***** SOURCE RECORDS

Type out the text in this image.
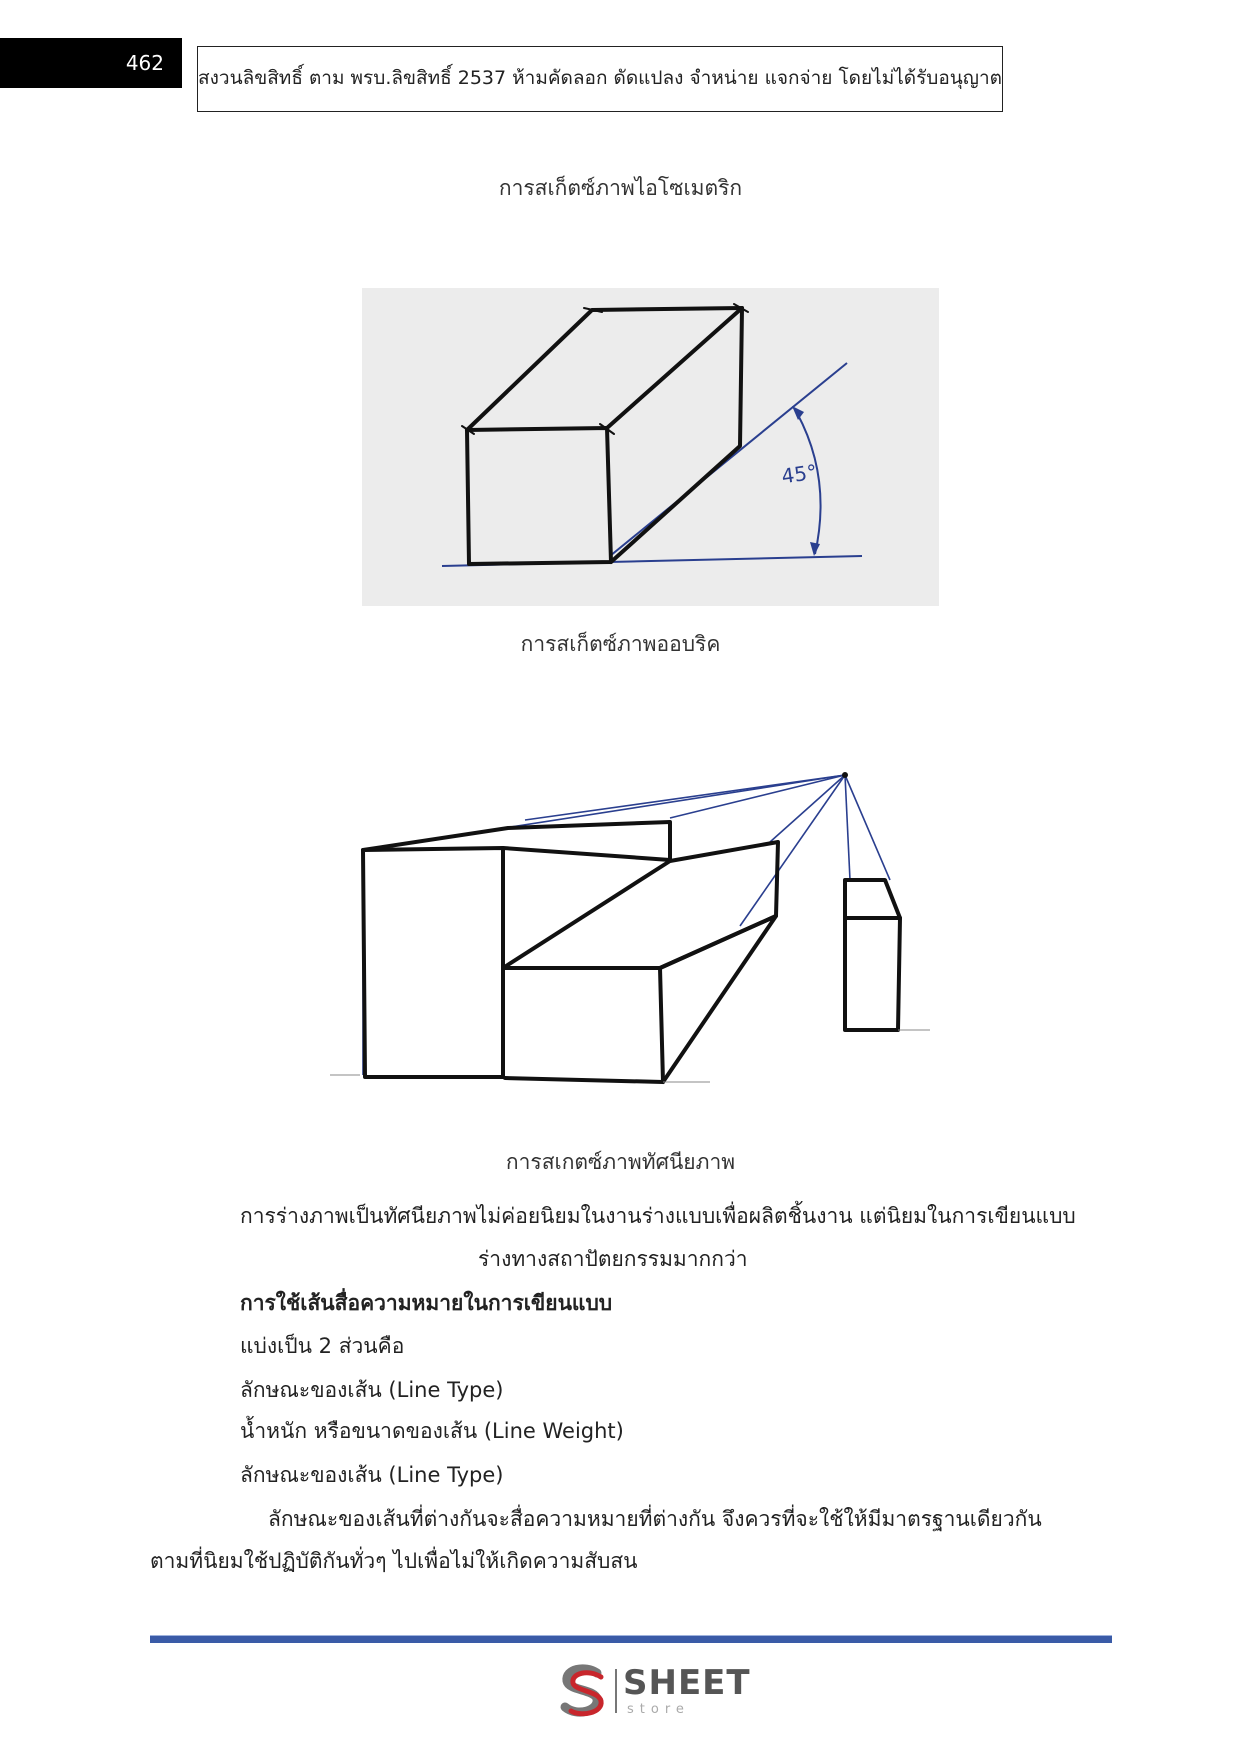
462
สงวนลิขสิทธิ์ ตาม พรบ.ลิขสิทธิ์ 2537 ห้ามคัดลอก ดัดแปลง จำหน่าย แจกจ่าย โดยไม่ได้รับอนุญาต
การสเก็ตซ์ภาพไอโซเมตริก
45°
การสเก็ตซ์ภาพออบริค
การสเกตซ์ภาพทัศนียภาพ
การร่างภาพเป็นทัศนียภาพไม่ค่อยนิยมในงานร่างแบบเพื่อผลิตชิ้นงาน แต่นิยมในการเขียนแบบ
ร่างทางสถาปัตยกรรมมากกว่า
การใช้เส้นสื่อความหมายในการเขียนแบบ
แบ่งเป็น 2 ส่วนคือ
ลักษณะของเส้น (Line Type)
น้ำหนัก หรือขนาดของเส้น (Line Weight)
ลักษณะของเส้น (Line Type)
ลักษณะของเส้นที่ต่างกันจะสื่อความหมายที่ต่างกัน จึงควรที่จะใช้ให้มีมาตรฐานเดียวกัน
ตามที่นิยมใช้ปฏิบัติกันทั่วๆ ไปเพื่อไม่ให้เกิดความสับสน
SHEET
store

**********

### WORK INSTRUCTIONS
Reproduce each line exactly as it appears, omitting the pictures.

### WRITTEN RESPONSE
Type out the text in this image.
462
สงวนลิขสิทธิ์ ตาม พรบ.ลิขสิทธิ์ 2537 ห้ามคัดลอก ดัดแปลง จำหน่าย แจกจ่าย โดยไม่ได้รับอนุญาต
การสเก็ตซ์ภาพไอโซเมตริก
45°
การสเก็ตซ์ภาพออบริค
การสเกตซ์ภาพทัศนียภาพ
การร่างภาพเป็นทัศนียภาพไม่ค่อยนิยมในงานร่างแบบเพื่อผลิตชิ้นงาน แต่นิยมในการเขียนแบบ
ร่างทางสถาปัตยกรรมมากกว่า
การใช้เส้นสื่อความหมายในการเขียนแบบ
แบ่งเป็น 2 ส่วนคือ
ลักษณะของเส้น (Line Type)
น้ำหนัก หรือขนาดของเส้น (Line Weight)
ลักษณะของเส้น (Line Type)
ลักษณะของเส้นที่ต่างกันจะสื่อความหมายที่ต่างกัน จึงควรที่จะใช้ให้มีมาตรฐานเดียวกัน
ตามที่นิยมใช้ปฏิบัติกันทั่วๆ ไปเพื่อไม่ให้เกิดความสับสน
SHEET
store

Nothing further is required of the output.